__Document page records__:
————————

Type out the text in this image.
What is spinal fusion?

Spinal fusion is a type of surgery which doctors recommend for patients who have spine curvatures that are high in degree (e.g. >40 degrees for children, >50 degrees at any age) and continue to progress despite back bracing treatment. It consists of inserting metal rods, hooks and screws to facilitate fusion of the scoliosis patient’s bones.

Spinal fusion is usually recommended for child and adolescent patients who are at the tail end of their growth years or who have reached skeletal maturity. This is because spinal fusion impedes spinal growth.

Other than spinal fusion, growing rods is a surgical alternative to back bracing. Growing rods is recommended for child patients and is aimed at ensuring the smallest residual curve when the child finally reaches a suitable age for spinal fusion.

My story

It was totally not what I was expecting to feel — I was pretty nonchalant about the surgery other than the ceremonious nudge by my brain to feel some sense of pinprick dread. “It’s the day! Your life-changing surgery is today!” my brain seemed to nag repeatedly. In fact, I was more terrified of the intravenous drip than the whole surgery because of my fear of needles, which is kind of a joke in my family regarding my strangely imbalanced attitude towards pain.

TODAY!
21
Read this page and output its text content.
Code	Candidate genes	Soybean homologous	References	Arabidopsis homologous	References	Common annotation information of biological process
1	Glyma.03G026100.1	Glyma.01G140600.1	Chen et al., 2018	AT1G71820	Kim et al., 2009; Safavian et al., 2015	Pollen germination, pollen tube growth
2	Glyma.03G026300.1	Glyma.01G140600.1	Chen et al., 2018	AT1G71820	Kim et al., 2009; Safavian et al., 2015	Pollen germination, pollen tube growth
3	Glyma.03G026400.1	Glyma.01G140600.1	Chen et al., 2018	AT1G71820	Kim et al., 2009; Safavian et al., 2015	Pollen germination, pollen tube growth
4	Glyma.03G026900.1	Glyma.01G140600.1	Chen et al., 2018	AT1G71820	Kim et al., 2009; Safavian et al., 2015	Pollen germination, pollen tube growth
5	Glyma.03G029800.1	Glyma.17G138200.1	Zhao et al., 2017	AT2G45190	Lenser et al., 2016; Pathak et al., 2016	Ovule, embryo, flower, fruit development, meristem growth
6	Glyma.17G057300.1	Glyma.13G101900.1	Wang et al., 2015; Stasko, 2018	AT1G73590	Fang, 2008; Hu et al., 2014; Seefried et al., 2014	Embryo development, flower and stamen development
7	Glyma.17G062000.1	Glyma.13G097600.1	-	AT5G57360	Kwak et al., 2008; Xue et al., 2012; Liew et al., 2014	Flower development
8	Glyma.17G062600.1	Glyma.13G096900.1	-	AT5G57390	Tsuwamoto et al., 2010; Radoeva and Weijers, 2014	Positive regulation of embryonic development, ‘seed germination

————————

__What to work on__: Transcribe the records exactly as they appear.

__Output for this exercise__:
Type out the text in this image.
What is spinal fusion?

Spinal fusion is a type of surgery which doctors recommend for patients who have spine curvatures that are high in degree (e.g. >40 degrees for children, >50 degrees at any age) and continue to progress despite back bracing treatment. It consists of inserting metal rods, hooks and screws to facilitate fusion of the scoliosis patient’s bones.

Spinal fusion is usually recommended for child and adolescent patients who are at the tail end of their growth years or who have reached skeletal maturity. This is because spinal fusion impedes spinal growth.

Other than spinal fusion, growing rods is a surgical alternative to back bracing. Growing rods is recommended for child patients and is aimed at ensuring the smallest residual curve when the child finally reaches a suitable age for spinal fusion.

My story

It was totally not what I was expecting to feel — I was pretty nonchalant about the surgery other than the ceremonious nudge by my brain to feel some sense of pinprick dread. “It’s the day! Your life-changing surgery is today!” my brain seemed to nag repeatedly. In fact, I was more terrified of the intravenous drip than the whole surgery because of my fear of needles, which is kind of a joke in my family regarding my strangely imbalanced attitude towards pain.

TODAY!
21
Read this page and output its text content.
Code	Candidate genes	Soybean homologous	References	Arabidopsis homologous	References	Common annotation information of biological process
1	Glyma.03G026100.1	Glyma.01G140600.1	Chen et al., 2018	AT1G71820	Kim et al., 2009; Safavian et al., 2015	Pollen germination, pollen tube growth
2	Glyma.03G026300.1	Glyma.01G140600.1	Chen et al., 2018	AT1G71820	Kim et al., 2009; Safavian et al., 2015	Pollen germination, pollen tube growth
3	Glyma.03G026400.1	Glyma.01G140600.1	Chen et al., 2018	AT1G71820	Kim et al., 2009; Safavian et al., 2015	Pollen germination, pollen tube growth
4	Glyma.03G026900.1	Glyma.01G140600.1	Chen et al., 2018	AT1G71820	Kim et al., 2009; Safavian et al., 2015	Pollen germination, pollen tube growth
5	Glyma.03G029800.1	Glyma.17G138200.1	Zhao et al., 2017	AT2G45190	Lenser et al., 2016; Pathak et al., 2016	Ovule, embryo, flower, fruit development, meristem growth
6	Glyma.17G057300.1	Glyma.13G101900.1	Wang et al., 2015; Stasko, 2018	AT1G73590	Fang, 2008; Hu et al., 2014; Seefried et al., 2014	Embryo development, flower and stamen development
7	Glyma.17G062000.1	Glyma.13G097600.1	-	AT5G57360	Kwak et al., 2008; Xue et al., 2012; Liew et al., 2014	Flower development
8	Glyma.17G062600.1	Glyma.13G096900.1	-	AT5G57390	Tsuwamoto et al., 2010; Radoeva and Weijers, 2014	Positive regulation of embryonic development, ‘seed germination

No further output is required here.